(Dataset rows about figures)

________________

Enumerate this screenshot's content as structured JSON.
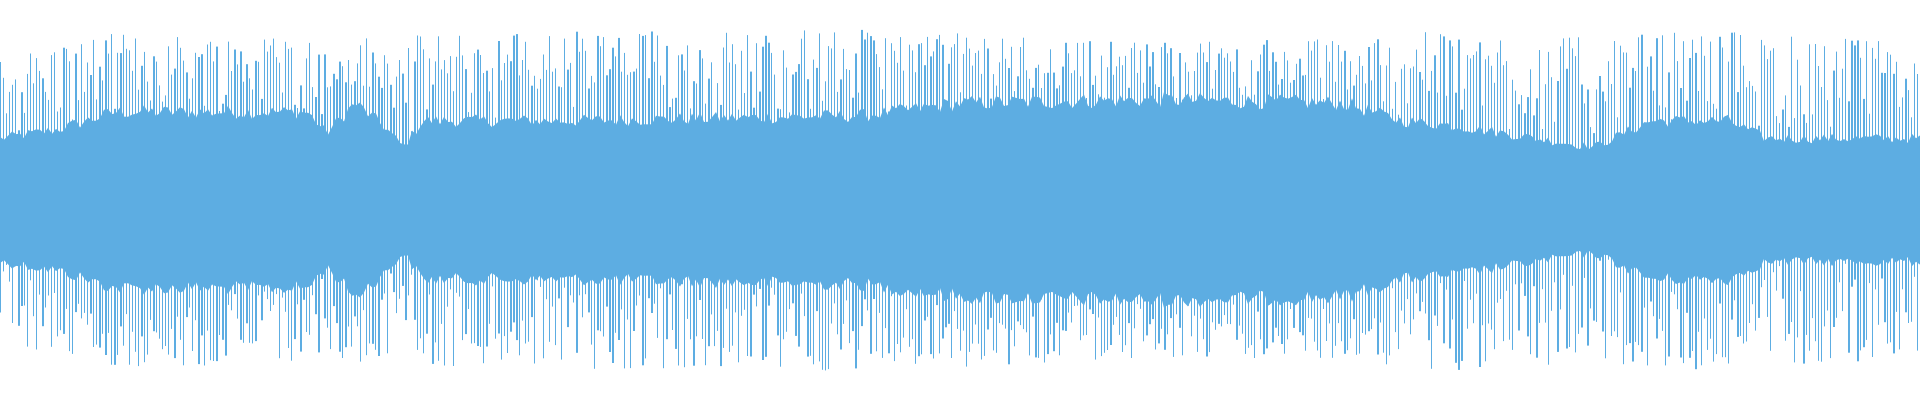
{
  "chart_data": {
    "type": "area",
    "title": "",
    "xlabel": "",
    "ylabel": "",
    "ylim": [
      -1,
      1
    ],
    "grid": false,
    "legend": "none",
    "color": "#5dade2",
    "background": "#ffffff",
    "envelope_positions": [
      0,
      0.03,
      0.06,
      0.16,
      0.17,
      0.185,
      0.2,
      0.21,
      0.22,
      0.3,
      0.45,
      0.5,
      0.6,
      0.7,
      0.73,
      0.76,
      0.8,
      0.83,
      0.86,
      0.9,
      0.92,
      1
    ],
    "dense_amplitude": [
      0.35,
      0.4,
      0.5,
      0.5,
      0.38,
      0.55,
      0.42,
      0.3,
      0.45,
      0.45,
      0.48,
      0.55,
      0.57,
      0.55,
      0.45,
      0.42,
      0.35,
      0.3,
      0.45,
      0.45,
      0.35,
      0.35
    ],
    "peak_amplitude": [
      0.85,
      0.9,
      0.95,
      0.95,
      0.85,
      0.95,
      0.9,
      0.9,
      0.95,
      0.97,
      0.97,
      0.95,
      0.9,
      0.92,
      0.95,
      0.97,
      0.95,
      0.92,
      0.95,
      0.97,
      0.95,
      0.9
    ]
  }
}
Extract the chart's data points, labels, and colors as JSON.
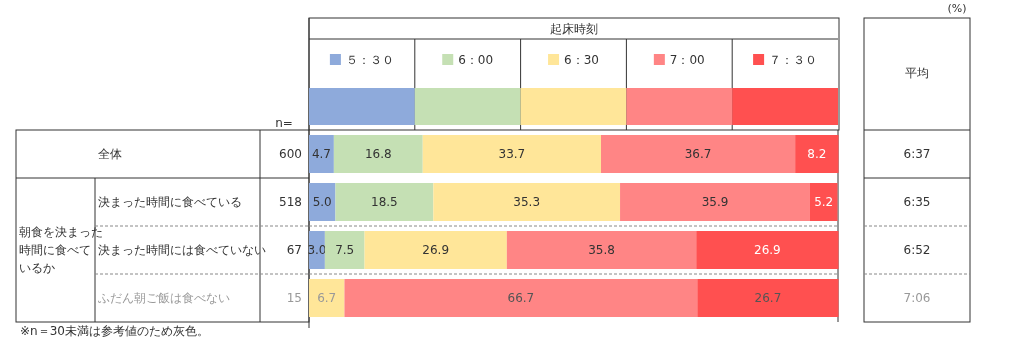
{
  "chart_data": {
    "type": "bar",
    "orientation": "horizontal",
    "stacked": true,
    "legend": "top",
    "legend_title": "起床時刻",
    "categories": [
      "全体",
      "決まった時間に食べている",
      "決まった時間には食べていない",
      "ふだん朝ご飯は食べない"
    ],
    "series": [
      {
        "name": "５：３０",
        "color": "#8eaadb",
        "values": [
          4.7,
          5.0,
          3.0,
          0
        ],
        "value_labels": [
          "4.7",
          "5.0",
          "3.0",
          null
        ]
      },
      {
        "name": "6：00",
        "color": "#c5e0b4",
        "values": [
          16.8,
          18.5,
          7.5,
          0
        ],
        "value_labels": [
          "16.8",
          "18.5",
          "7.5",
          null
        ]
      },
      {
        "name": "6：30",
        "color": "#ffe699",
        "values": [
          33.7,
          35.3,
          26.9,
          6.7
        ],
        "value_labels": [
          "33.7",
          "35.3",
          "26.9",
          "6.7"
        ]
      },
      {
        "name": "7：00",
        "color": "#ff8585",
        "values": [
          36.7,
          35.9,
          35.8,
          66.7
        ],
        "value_labels": [
          "36.7",
          "35.9",
          "35.8",
          "66.7"
        ]
      },
      {
        "name": "７：３０",
        "color": "#ff5050",
        "values": [
          8.2,
          5.2,
          26.9,
          26.7
        ],
        "value_labels": [
          "8.2",
          "5.2",
          "26.9",
          "26.7"
        ]
      }
    ],
    "annotations": [
      "n=",
      "600",
      "518",
      "67",
      "15",
      "平均",
      "6:37",
      "6:35",
      "6:52",
      "7:06",
      "(%)",
      "朝食を決まった時間に食べているか",
      "※n＝30未満は参考値のため灰色。"
    ]
  }
}
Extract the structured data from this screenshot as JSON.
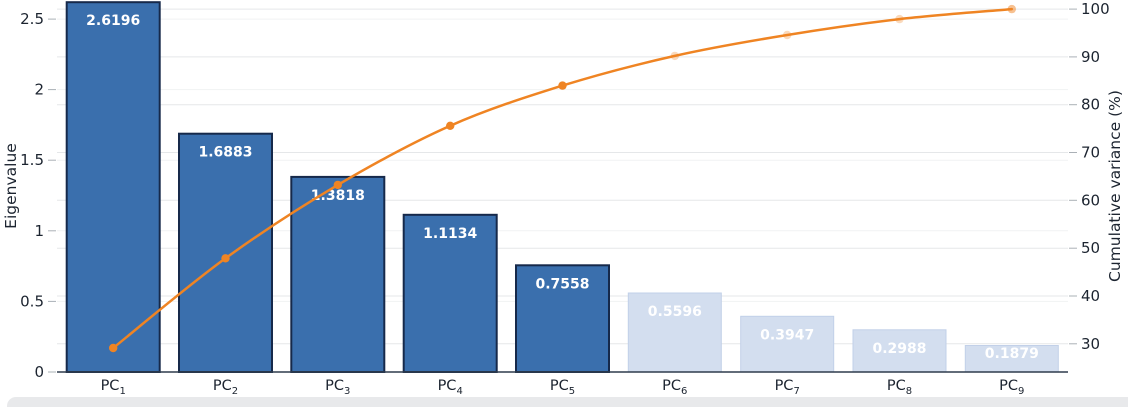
{
  "chart_data": {
    "type": "bar",
    "subtype": "scree-pareto (bars + cumulative line, dual y-axis)",
    "title": "",
    "legend": "none",
    "grid": true,
    "categories": [
      "PC1",
      "PC2",
      "PC3",
      "PC4",
      "PC5",
      "PC6",
      "PC7",
      "PC8",
      "PC9"
    ],
    "x_axis": {
      "tick_prefix": "PC",
      "tick_subscripts": [
        "1",
        "2",
        "3",
        "4",
        "5",
        "6",
        "7",
        "8",
        "9"
      ]
    },
    "series": [
      {
        "name": "Eigenvalue",
        "type": "bar",
        "axis": "left",
        "values": [
          2.6196,
          1.6883,
          1.3818,
          1.1134,
          0.7558,
          0.5596,
          0.3947,
          0.2988,
          0.1879
        ],
        "highlighted": [
          true,
          true,
          true,
          true,
          true,
          false,
          false,
          false,
          false
        ]
      },
      {
        "name": "Cumulative variance",
        "type": "line",
        "axis": "right",
        "values": [
          29.11,
          47.87,
          63.22,
          75.59,
          83.99,
          90.21,
          94.59,
          97.91,
          100.0
        ],
        "marker_emphasis": [
          1,
          1,
          1,
          1,
          1,
          0.3,
          0.3,
          0.3,
          0.5
        ]
      }
    ],
    "bar_labels": [
      "2.6196",
      "1.6883",
      "1.3818",
      "1.1134",
      "0.7558",
      "0.5596",
      "0.3947",
      "0.2988",
      "0.1879"
    ],
    "left_axis": {
      "title": "Eigenvalue",
      "tick_values": [
        0,
        0.5,
        1,
        1.5,
        2,
        2.5
      ],
      "tick_labels": [
        "0",
        "0.5",
        "1",
        "1.5",
        "2",
        "2.5"
      ],
      "range": [
        0,
        2.635
      ]
    },
    "right_axis": {
      "title": "Cumulative variance (%)",
      "tick_values": [
        30,
        40,
        50,
        60,
        70,
        80,
        90,
        100
      ],
      "tick_labels": [
        "30",
        "40",
        "50",
        "60",
        "70",
        "80",
        "90",
        "100"
      ],
      "range": [
        24.1,
        101.9
      ]
    },
    "colors": {
      "bar_fill": "#3a6fad",
      "bar_border": "#16294a",
      "bar_muted_fill": "#d3deef",
      "bar_muted_border": "#c2d0e8",
      "bar_label_text": "#ffffff",
      "line": "#ef8423",
      "axis_line": "#2f3c4d",
      "grid_major": "#e5e7e9",
      "grid_minor": "#f1f2f3",
      "tick_mark": "#aab0b6"
    }
  }
}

________________

◆ What to work on
Output the data exactly. Pictures don't belong in the result.

◆ Answer to the task
Enumerate this screenshot's content as structured JSON.
{
  "chart_data": {
    "type": "area",
    "title": "",
    "xlabel": "",
    "ylabel": "",
    "ylim": [
      -1,
      1
    ],
    "grid": false,
    "legend": "none",
    "color": "#5dade2",
    "background": "#ffffff",
    "envelope_positions": [
      0,
      0.03,
      0.06,
      0.16,
      0.17,
      0.185,
      0.2,
      0.21,
      0.22,
      0.3,
      0.45,
      0.5,
      0.6,
      0.7,
      0.73,
      0.76,
      0.8,
      0.83,
      0.86,
      0.9,
      0.92,
      1
    ],
    "dense_amplitude": [
      0.35,
      0.4,
      0.5,
      0.5,
      0.38,
      0.55,
      0.42,
      0.3,
      0.45,
      0.45,
      0.48,
      0.55,
      0.57,
      0.55,
      0.45,
      0.42,
      0.35,
      0.3,
      0.45,
      0.45,
      0.35,
      0.35
    ],
    "peak_amplitude": [
      0.85,
      0.9,
      0.95,
      0.95,
      0.85,
      0.95,
      0.9,
      0.9,
      0.95,
      0.97,
      0.97,
      0.95,
      0.9,
      0.92,
      0.95,
      0.97,
      0.95,
      0.92,
      0.95,
      0.97,
      0.95,
      0.9
    ]
  }
}
Extract the chart's data points, labels, and colors as JSON.
{
  "chart_data": {
    "type": "bar",
    "orientation": "horizontal",
    "stacked": true,
    "legend": "top",
    "legend_title": "起床時刻",
    "categories": [
      "全体",
      "決まった時間に食べている",
      "決まった時間には食べていない",
      "ふだん朝ご飯は食べない"
    ],
    "series": [
      {
        "name": "５：３０",
        "color": "#8eaadb",
        "values": [
          4.7,
          5.0,
          3.0,
          0
        ],
        "value_labels": [
          "4.7",
          "5.0",
          "3.0",
          null
        ]
      },
      {
        "name": "6：00",
        "color": "#c5e0b4",
        "values": [
          16.8,
          18.5,
          7.5,
          0
        ],
        "value_labels": [
          "16.8",
          "18.5",
          "7.5",
          null
        ]
      },
      {
        "name": "6：30",
        "color": "#ffe699",
        "values": [
          33.7,
          35.3,
          26.9,
          6.7
        ],
        "value_labels": [
          "33.7",
          "35.3",
          "26.9",
          "6.7"
        ]
      },
      {
        "name": "7：00",
        "color": "#ff8585",
        "values": [
          36.7,
          35.9,
          35.8,
          66.7
        ],
        "value_labels": [
          "36.7",
          "35.9",
          "35.8",
          "66.7"
        ]
      },
      {
        "name": "７：３０",
        "color": "#ff5050",
        "values": [
          8.2,
          5.2,
          26.9,
          26.7
        ],
        "value_labels": [
          "8.2",
          "5.2",
          "26.9",
          "26.7"
        ]
      }
    ],
    "annotations": [
      "n=",
      "600",
      "518",
      "67",
      "15",
      "平均",
      "6:37",
      "6:35",
      "6:52",
      "7:06",
      "(%)",
      "朝食を決まった時間に食べているか",
      "※n＝30未満は参考値のため灰色。"
    ]
  }
}
Extract the structured data from this screenshot as JSON.
{
  "chart_data": {
    "type": "bar",
    "subtype": "scree-pareto (bars + cumulative line, dual y-axis)",
    "title": "",
    "legend": "none",
    "grid": true,
    "categories": [
      "PC1",
      "PC2",
      "PC3",
      "PC4",
      "PC5",
      "PC6",
      "PC7",
      "PC8",
      "PC9"
    ],
    "x_axis": {
      "tick_prefix": "PC",
      "tick_subscripts": [
        "1",
        "2",
        "3",
        "4",
        "5",
        "6",
        "7",
        "8",
        "9"
      ]
    },
    "series": [
      {
        "name": "Eigenvalue",
        "type": "bar",
        "axis": "left",
        "values": [
          2.6196,
          1.6883,
          1.3818,
          1.1134,
          0.7558,
          0.5596,
          0.3947,
          0.2988,
          0.1879
        ],
        "highlighted": [
          true,
          true,
          true,
          true,
          true,
          false,
          false,
          false,
          false
        ]
      },
      {
        "name": "Cumulative variance",
        "type": "line",
        "axis": "right",
        "values": [
          29.11,
          47.87,
          63.22,
          75.59,
          83.99,
          90.21,
          94.59,
          97.91,
          100.0
        ],
        "marker_emphasis": [
          1,
          1,
          1,
          1,
          1,
          0.3,
          0.3,
          0.3,
          0.5
        ]
      }
    ],
    "bar_labels": [
      "2.6196",
      "1.6883",
      "1.3818",
      "1.1134",
      "0.7558",
      "0.5596",
      "0.3947",
      "0.2988",
      "0.1879"
    ],
    "left_axis": {
      "title": "Eigenvalue",
      "tick_values": [
        0,
        0.5,
        1,
        1.5,
        2,
        2.5
      ],
      "tick_labels": [
        "0",
        "0.5",
        "1",
        "1.5",
        "2",
        "2.5"
      ],
      "range": [
        0,
        2.635
      ]
    },
    "right_axis": {
      "title": "Cumulative variance (%)",
      "tick_values": [
        30,
        40,
        50,
        60,
        70,
        80,
        90,
        100
      ],
      "tick_labels": [
        "30",
        "40",
        "50",
        "60",
        "70",
        "80",
        "90",
        "100"
      ],
      "range": [
        24.1,
        101.9
      ]
    },
    "colors": {
      "bar_fill": "#3a6fad",
      "bar_border": "#16294a",
      "bar_muted_fill": "#d3deef",
      "bar_muted_border": "#c2d0e8",
      "bar_label_text": "#ffffff",
      "line": "#ef8423",
      "axis_line": "#2f3c4d",
      "grid_major": "#e5e7e9",
      "grid_minor": "#f1f2f3",
      "tick_mark": "#aab0b6"
    }
  }
}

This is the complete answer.